Records from a data source
[Start of Attachment]

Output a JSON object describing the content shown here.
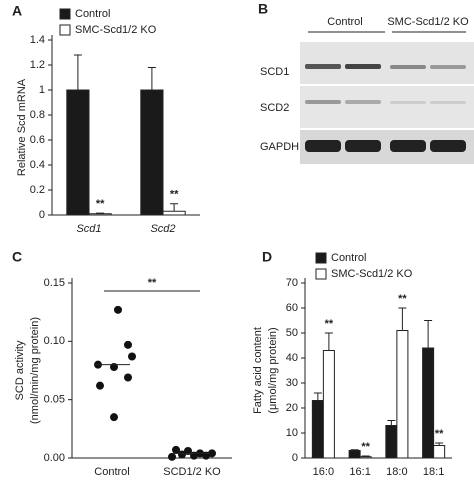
{
  "chart_data": [
    {
      "type": "bar",
      "panel": "A",
      "y_label": "Relative Scd mRNA",
      "categories": [
        "Scd1",
        "Scd2"
      ],
      "series": [
        {
          "name": "Control",
          "color": "#1a1a1a",
          "values": [
            1,
            1
          ],
          "errors": [
            0.28,
            0.18
          ]
        },
        {
          "name": "SMC-Scd1/2 KO",
          "color": "#ffffff",
          "values": [
            0.01,
            0.03
          ],
          "errors": [
            0.005,
            0.06
          ],
          "significance": [
            "**",
            "**"
          ]
        }
      ],
      "ylim": [
        0,
        1.4
      ],
      "yticks": [
        0,
        0.2,
        0.4,
        0.6,
        0.8,
        1,
        1.2,
        1.4
      ]
    },
    {
      "type": "strip",
      "panel": "C",
      "y_label": [
        "SCD activity",
        "(nmol/min/mg protein)"
      ],
      "categories": [
        "Control",
        "SCD1/2 KO"
      ],
      "values": [
        [
          0.127,
          0.097,
          0.087,
          0.08,
          0.078,
          0.069,
          0.062,
          0.035
        ],
        [
          0.007,
          0.006,
          0.004,
          0.004,
          0.003,
          0.002,
          0.002,
          0.001
        ]
      ],
      "means": [
        0.08,
        0.004
      ],
      "significance": "**",
      "color": "#111111",
      "ylim": [
        0,
        0.15
      ],
      "yticks": [
        {
          "value": 0,
          "label": "0.00"
        },
        {
          "value": 0.05,
          "label": "0.05"
        },
        {
          "value": 0.1,
          "label": "0.10"
        },
        {
          "value": 0.15,
          "label": "0.15"
        }
      ]
    },
    {
      "type": "bar",
      "panel": "D",
      "y_label": [
        "Fatty acid content",
        "(μmol/mg protein)"
      ],
      "categories": [
        "16:0",
        "16:1",
        "18:0",
        "18:1"
      ],
      "series": [
        {
          "name": "Control",
          "color": "#1a1a1a",
          "values": [
            23,
            3,
            13,
            44
          ],
          "errors": [
            3,
            0.3,
            2,
            11
          ]
        },
        {
          "name": "SMC-Scd1/2 KO",
          "color": "#ffffff",
          "values": [
            43,
            0.5,
            51,
            5
          ],
          "errors": [
            7,
            0.3,
            9,
            1
          ],
          "significance": [
            "**",
            "**",
            "**",
            "**"
          ]
        }
      ],
      "ylim": [
        0,
        70
      ],
      "yticks": [
        0,
        10,
        20,
        30,
        40,
        50,
        60,
        70
      ]
    }
  ],
  "blot": {
    "panel": "B",
    "groups": [
      "Control",
      "SMC-Scd1/2 KO"
    ],
    "rows": [
      "SCD1",
      "SCD2",
      "GAPDH"
    ]
  }
}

[End of Attachment]

Only the wording of the records is wanted: copy it all exactly and omit the pictures.

**SOLUTION TO THIS TASK**
Output a JSON object describing the content shown here.
{
  "chart_data": [
    {
      "type": "bar",
      "panel": "A",
      "y_label": "Relative Scd mRNA",
      "categories": [
        "Scd1",
        "Scd2"
      ],
      "series": [
        {
          "name": "Control",
          "color": "#1a1a1a",
          "values": [
            1,
            1
          ],
          "errors": [
            0.28,
            0.18
          ]
        },
        {
          "name": "SMC-Scd1/2 KO",
          "color": "#ffffff",
          "values": [
            0.01,
            0.03
          ],
          "errors": [
            0.005,
            0.06
          ],
          "significance": [
            "**",
            "**"
          ]
        }
      ],
      "ylim": [
        0,
        1.4
      ],
      "yticks": [
        0,
        0.2,
        0.4,
        0.6,
        0.8,
        1,
        1.2,
        1.4
      ]
    },
    {
      "type": "strip",
      "panel": "C",
      "y_label": [
        "SCD activity",
        "(nmol/min/mg protein)"
      ],
      "categories": [
        "Control",
        "SCD1/2 KO"
      ],
      "values": [
        [
          0.127,
          0.097,
          0.087,
          0.08,
          0.078,
          0.069,
          0.062,
          0.035
        ],
        [
          0.007,
          0.006,
          0.004,
          0.004,
          0.003,
          0.002,
          0.002,
          0.001
        ]
      ],
      "means": [
        0.08,
        0.004
      ],
      "significance": "**",
      "color": "#111111",
      "ylim": [
        0,
        0.15
      ],
      "yticks": [
        {
          "value": 0,
          "label": "0.00"
        },
        {
          "value": 0.05,
          "label": "0.05"
        },
        {
          "value": 0.1,
          "label": "0.10"
        },
        {
          "value": 0.15,
          "label": "0.15"
        }
      ]
    },
    {
      "type": "bar",
      "panel": "D",
      "y_label": [
        "Fatty acid content",
        "(μmol/mg protein)"
      ],
      "categories": [
        "16:0",
        "16:1",
        "18:0",
        "18:1"
      ],
      "series": [
        {
          "name": "Control",
          "color": "#1a1a1a",
          "values": [
            23,
            3,
            13,
            44
          ],
          "errors": [
            3,
            0.3,
            2,
            11
          ]
        },
        {
          "name": "SMC-Scd1/2 KO",
          "color": "#ffffff",
          "values": [
            43,
            0.5,
            51,
            5
          ],
          "errors": [
            7,
            0.3,
            9,
            1
          ],
          "significance": [
            "**",
            "**",
            "**",
            "**"
          ]
        }
      ],
      "ylim": [
        0,
        70
      ],
      "yticks": [
        0,
        10,
        20,
        30,
        40,
        50,
        60,
        70
      ]
    }
  ],
  "blot": {
    "panel": "B",
    "groups": [
      "Control",
      "SMC-Scd1/2 KO"
    ],
    "rows": [
      "SCD1",
      "SCD2",
      "GAPDH"
    ]
  }
}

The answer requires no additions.